# Figure content listings
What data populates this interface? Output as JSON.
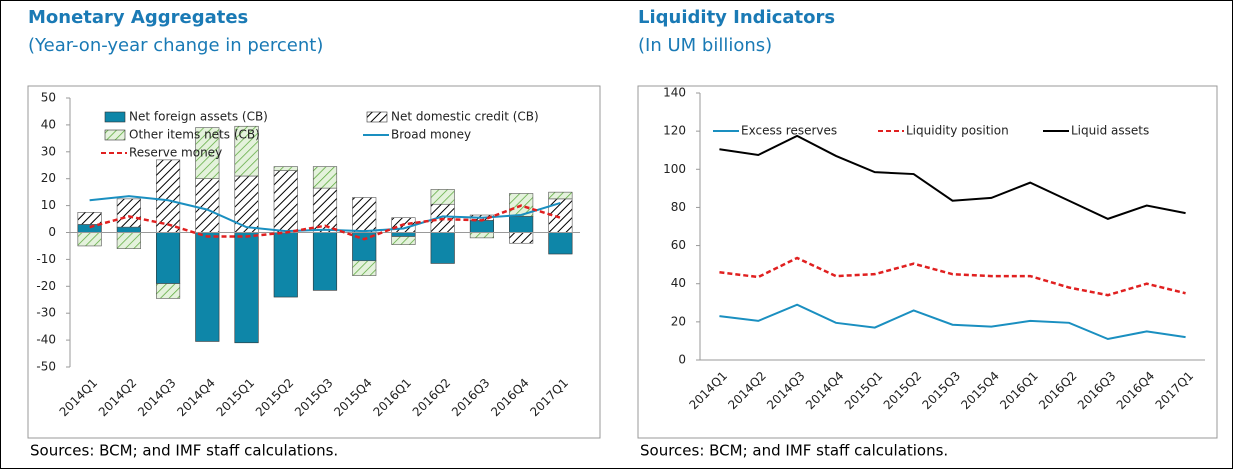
{
  "chart_data": [
    {
      "type": "bar",
      "title": "Monetary Aggregates",
      "subtitle": "(Year-on-year change in percent)",
      "source": "Sources: BCM; and IMF staff calculations.",
      "categories": [
        "2014Q1",
        "2014Q2",
        "2014Q3",
        "2014Q4",
        "2015Q1",
        "2015Q2",
        "2015Q3",
        "2015Q4",
        "2016Q1",
        "2016Q2",
        "2016Q3",
        "2016Q4",
        "2017Q1"
      ],
      "ylim": [
        -50,
        50
      ],
      "yticks": [
        -50,
        -40,
        -30,
        -20,
        -10,
        0,
        10,
        20,
        30,
        40,
        50
      ],
      "legend": "top-left",
      "series": [
        {
          "name": "Net foreign assets (CB)",
          "type": "bar",
          "style": "solid",
          "color": "#0e86a8",
          "values": [
            3,
            2,
            -19,
            -40.5,
            -41,
            -24,
            -21.5,
            -10.5,
            -1.5,
            -11.5,
            4.5,
            6,
            -8
          ]
        },
        {
          "name": "Net domestic credit (CB)",
          "type": "bar",
          "style": "hatch",
          "color": "#000000",
          "values": [
            4.5,
            10.5,
            27,
            20,
            21,
            23,
            16.5,
            13,
            5.5,
            10.5,
            2,
            -4,
            12.5
          ]
        },
        {
          "name": "Other items nets (CB)",
          "type": "bar",
          "style": "hatch",
          "color": "#5aa83a",
          "values": [
            -5,
            -6,
            -5.5,
            19,
            18.5,
            1.5,
            8,
            -5.5,
            -3,
            5.5,
            -2,
            8.5,
            2.5
          ]
        },
        {
          "name": "Broad money",
          "type": "line",
          "style": "solid",
          "color": "#1a8fc0",
          "values": [
            12,
            13.5,
            12,
            8.5,
            2,
            0.5,
            1,
            0.5,
            1.5,
            6,
            5.5,
            6.5,
            11
          ]
        },
        {
          "name": "Reserve money",
          "type": "line",
          "style": "dashed",
          "color": "#e02020",
          "values": [
            2,
            6,
            3,
            -1.5,
            -1.5,
            0,
            2.5,
            -2.5,
            3,
            5,
            4.5,
            10,
            5.5
          ]
        }
      ]
    },
    {
      "type": "line",
      "title": "Liquidity Indicators",
      "subtitle": "(In UM billions)",
      "source": "Sources: BCM; and IMF staff calculations.",
      "categories": [
        "2014Q1",
        "2014Q2",
        "2014Q3",
        "2014Q4",
        "2015Q1",
        "2015Q2",
        "2015Q3",
        "2015Q4",
        "2016Q1",
        "2016Q2",
        "2016Q3",
        "2016Q4",
        "2017Q1"
      ],
      "ylim": [
        0,
        140
      ],
      "yticks": [
        0,
        20,
        40,
        60,
        80,
        100,
        120,
        140
      ],
      "legend": "top",
      "series": [
        {
          "name": "Excess reserves",
          "type": "line",
          "style": "solid",
          "color": "#1a8fc0",
          "values": [
            23,
            20.5,
            29,
            19.5,
            17,
            26,
            18.5,
            17.5,
            20.5,
            19.5,
            11,
            15,
            12
          ]
        },
        {
          "name": "Liquidity position",
          "type": "line",
          "style": "dashed",
          "color": "#e02020",
          "values": [
            46,
            43.5,
            53.5,
            44,
            45,
            50.5,
            45,
            44,
            44,
            38,
            34,
            40,
            35
          ]
        },
        {
          "name": "Liquid assets",
          "type": "line",
          "style": "solid",
          "color": "#000000",
          "values": [
            110.5,
            107.5,
            117.5,
            107,
            98.5,
            97.5,
            83.5,
            85,
            93,
            83.5,
            74,
            81,
            77
          ]
        }
      ]
    }
  ]
}
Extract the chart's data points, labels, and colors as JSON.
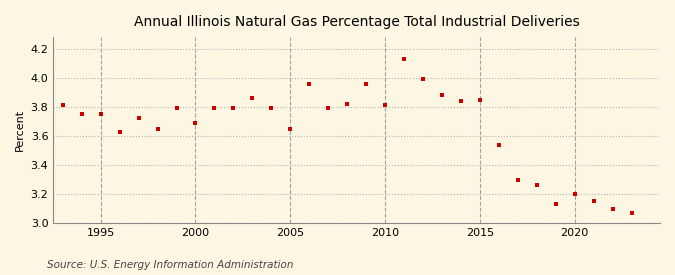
{
  "title": "Annual Illinois Natural Gas Percentage Total Industrial Deliveries",
  "ylabel": "Percent",
  "source": "Source: U.S. Energy Information Administration",
  "background_color": "#fdf6e3",
  "plot_background_color": "#fdf6e3",
  "marker_color": "#cc0000",
  "marker": "s",
  "markersize": 3.5,
  "xlim": [
    1992.5,
    2024.5
  ],
  "ylim": [
    3.0,
    4.28
  ],
  "yticks": [
    3.0,
    3.2,
    3.4,
    3.6,
    3.8,
    4.0,
    4.2
  ],
  "xticks": [
    1995,
    2000,
    2005,
    2010,
    2015,
    2020
  ],
  "hgrid_color": "#aaaaaa",
  "vgrid_color": "#999999",
  "years": [
    1993,
    1994,
    1995,
    1996,
    1997,
    1998,
    1999,
    2000,
    2001,
    2002,
    2003,
    2004,
    2005,
    2006,
    2007,
    2008,
    2009,
    2010,
    2011,
    2012,
    2013,
    2014,
    2015,
    2016,
    2017,
    2018,
    2019,
    2020,
    2021,
    2022,
    2023
  ],
  "values": [
    3.81,
    3.75,
    3.75,
    3.63,
    3.72,
    3.65,
    3.79,
    3.69,
    3.79,
    3.79,
    3.86,
    3.79,
    3.65,
    3.96,
    3.79,
    3.82,
    3.96,
    3.81,
    4.13,
    3.99,
    3.88,
    3.84,
    3.85,
    3.54,
    3.3,
    3.26,
    3.13,
    3.2,
    3.15,
    3.1,
    3.07
  ]
}
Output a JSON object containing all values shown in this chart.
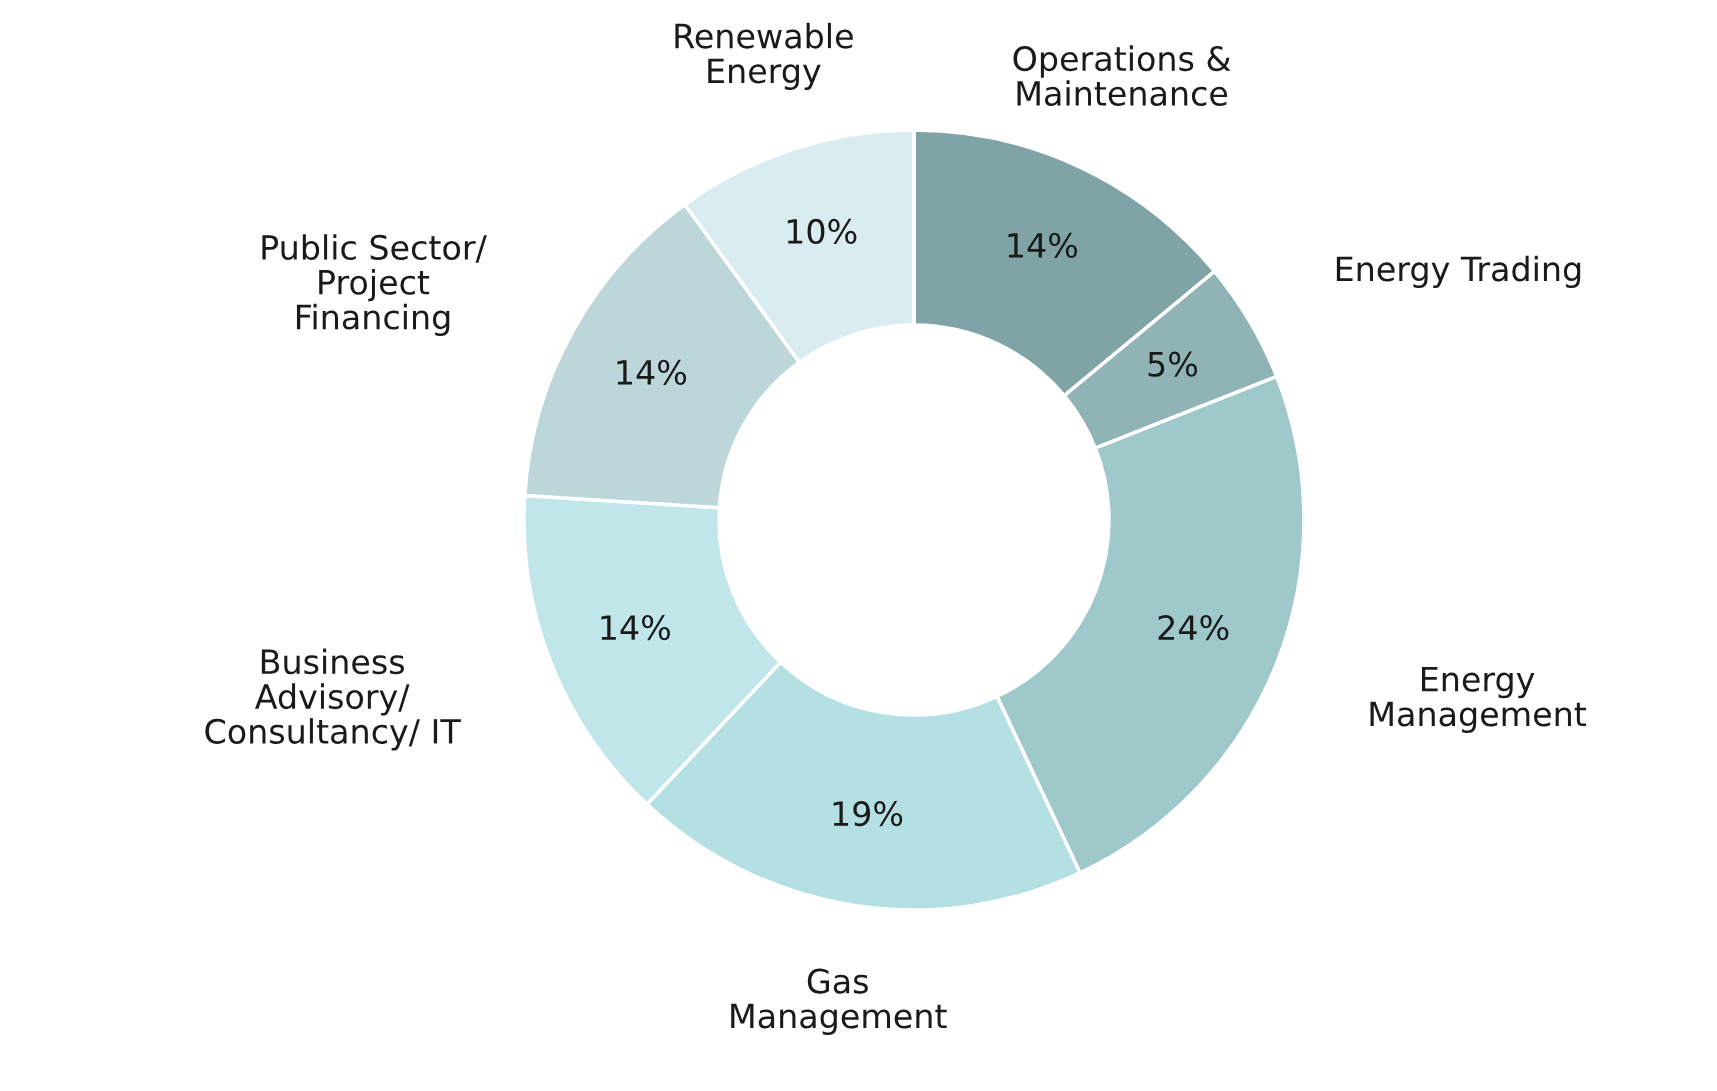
{
  "chart_data": {
    "type": "donut",
    "categories": [
      "Operations &\nMaintenance",
      "Energy Trading",
      "Energy\nManagement",
      "Gas\nManagement",
      "Business\nAdvisory/\nConsultancy/ IT",
      "Public Sector/\nProject\nFinancing",
      "Renewable\nEnergy"
    ],
    "values": [
      14,
      5,
      24,
      19,
      14,
      14,
      10
    ],
    "value_labels": [
      "14%",
      "5%",
      "24%",
      "19%",
      "14%",
      "14%",
      "10%"
    ],
    "colors": [
      "#80a4a6",
      "#90b3b5",
      "#9fc8cb",
      "#b4e0e4",
      "#c0e6ea",
      "#bcd6da",
      "#d9edf0"
    ]
  }
}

# Task prompt
Restate the records above in full, word for word. Keep pictures out.

# Worked solution
What data populates this interface? Output as JSON.
{
  "chart_data": [
    {
      "type": "bar",
      "title": "Monetary Aggregates",
      "subtitle": "(Year-on-year change in percent)",
      "source": "Sources: BCM; and IMF staff calculations.",
      "categories": [
        "2014Q1",
        "2014Q2",
        "2014Q3",
        "2014Q4",
        "2015Q1",
        "2015Q2",
        "2015Q3",
        "2015Q4",
        "2016Q1",
        "2016Q2",
        "2016Q3",
        "2016Q4",
        "2017Q1"
      ],
      "ylim": [
        -50,
        50
      ],
      "yticks": [
        -50,
        -40,
        -30,
        -20,
        -10,
        0,
        10,
        20,
        30,
        40,
        50
      ],
      "legend": "top-left",
      "series": [
        {
          "name": "Net foreign assets (CB)",
          "type": "bar",
          "style": "solid",
          "color": "#0e86a8",
          "values": [
            3,
            2,
            -19,
            -40.5,
            -41,
            -24,
            -21.5,
            -10.5,
            -1.5,
            -11.5,
            4.5,
            6,
            -8
          ]
        },
        {
          "name": "Net domestic credit (CB)",
          "type": "bar",
          "style": "hatch",
          "color": "#000000",
          "values": [
            4.5,
            10.5,
            27,
            20,
            21,
            23,
            16.5,
            13,
            5.5,
            10.5,
            2,
            -4,
            12.5
          ]
        },
        {
          "name": "Other items nets (CB)",
          "type": "bar",
          "style": "hatch",
          "color": "#5aa83a",
          "values": [
            -5,
            -6,
            -5.5,
            19,
            18.5,
            1.5,
            8,
            -5.5,
            -3,
            5.5,
            -2,
            8.5,
            2.5
          ]
        },
        {
          "name": "Broad money",
          "type": "line",
          "style": "solid",
          "color": "#1a8fc0",
          "values": [
            12,
            13.5,
            12,
            8.5,
            2,
            0.5,
            1,
            0.5,
            1.5,
            6,
            5.5,
            6.5,
            11
          ]
        },
        {
          "name": "Reserve money",
          "type": "line",
          "style": "dashed",
          "color": "#e02020",
          "values": [
            2,
            6,
            3,
            -1.5,
            -1.5,
            0,
            2.5,
            -2.5,
            3,
            5,
            4.5,
            10,
            5.5
          ]
        }
      ]
    },
    {
      "type": "line",
      "title": "Liquidity Indicators",
      "subtitle": "(In UM billions)",
      "source": "Sources: BCM; and IMF staff calculations.",
      "categories": [
        "2014Q1",
        "2014Q2",
        "2014Q3",
        "2014Q4",
        "2015Q1",
        "2015Q2",
        "2015Q3",
        "2015Q4",
        "2016Q1",
        "2016Q2",
        "2016Q3",
        "2016Q4",
        "2017Q1"
      ],
      "ylim": [
        0,
        140
      ],
      "yticks": [
        0,
        20,
        40,
        60,
        80,
        100,
        120,
        140
      ],
      "legend": "top",
      "series": [
        {
          "name": "Excess reserves",
          "type": "line",
          "style": "solid",
          "color": "#1a8fc0",
          "values": [
            23,
            20.5,
            29,
            19.5,
            17,
            26,
            18.5,
            17.5,
            20.5,
            19.5,
            11,
            15,
            12
          ]
        },
        {
          "name": "Liquidity position",
          "type": "line",
          "style": "dashed",
          "color": "#e02020",
          "values": [
            46,
            43.5,
            53.5,
            44,
            45,
            50.5,
            45,
            44,
            44,
            38,
            34,
            40,
            35
          ]
        },
        {
          "name": "Liquid assets",
          "type": "line",
          "style": "solid",
          "color": "#000000",
          "values": [
            110.5,
            107.5,
            117.5,
            107,
            98.5,
            97.5,
            83.5,
            85,
            93,
            83.5,
            74,
            81,
            77
          ]
        }
      ]
    }
  ]
}
Extract the chart's data points, labels, and colors as JSON.
{
  "title": "Annual Illinois Natural Gas Percentage Total Industrial Deliveries",
  "ylabel": "Percent",
  "source": "Source: U.S. Energy Information Administration",
  "background_color": "#fdf6e3",
  "plot_background_color": "#fdf6e3",
  "marker_color": "#cc0000",
  "marker": "s",
  "markersize": 3.5,
  "xlim": [
    1992.5,
    2024.5
  ],
  "ylim": [
    3.0,
    4.28
  ],
  "yticks": [
    3.0,
    3.2,
    3.4,
    3.6,
    3.8,
    4.0,
    4.2
  ],
  "xticks": [
    1995,
    2000,
    2005,
    2010,
    2015,
    2020
  ],
  "hgrid_color": "#aaaaaa",
  "vgrid_color": "#999999",
  "years": [
    1993,
    1994,
    1995,
    1996,
    1997,
    1998,
    1999,
    2000,
    2001,
    2002,
    2003,
    2004,
    2005,
    2006,
    2007,
    2008,
    2009,
    2010,
    2011,
    2012,
    2013,
    2014,
    2015,
    2016,
    2017,
    2018,
    2019,
    2020,
    2021,
    2022,
    2023
  ],
  "values": [
    3.81,
    3.75,
    3.75,
    3.63,
    3.72,
    3.65,
    3.79,
    3.69,
    3.79,
    3.79,
    3.86,
    3.79,
    3.65,
    3.96,
    3.79,
    3.82,
    3.96,
    3.81,
    4.13,
    3.99,
    3.88,
    3.84,
    3.85,
    3.54,
    3.3,
    3.26,
    3.13,
    3.2,
    3.15,
    3.1,
    3.07
  ]
}
Output a JSON object containing all values shown in this chart.
{
  "chart_data": {
    "type": "donut",
    "categories": [
      "Operations &\nMaintenance",
      "Energy Trading",
      "Energy\nManagement",
      "Gas\nManagement",
      "Business\nAdvisory/\nConsultancy/ IT",
      "Public Sector/\nProject\nFinancing",
      "Renewable\nEnergy"
    ],
    "values": [
      14,
      5,
      24,
      19,
      14,
      14,
      10
    ],
    "value_labels": [
      "14%",
      "5%",
      "24%",
      "19%",
      "14%",
      "14%",
      "10%"
    ],
    "colors": [
      "#80a4a6",
      "#90b3b5",
      "#9fc8cb",
      "#b4e0e4",
      "#c0e6ea",
      "#bcd6da",
      "#d9edf0"
    ]
  }
}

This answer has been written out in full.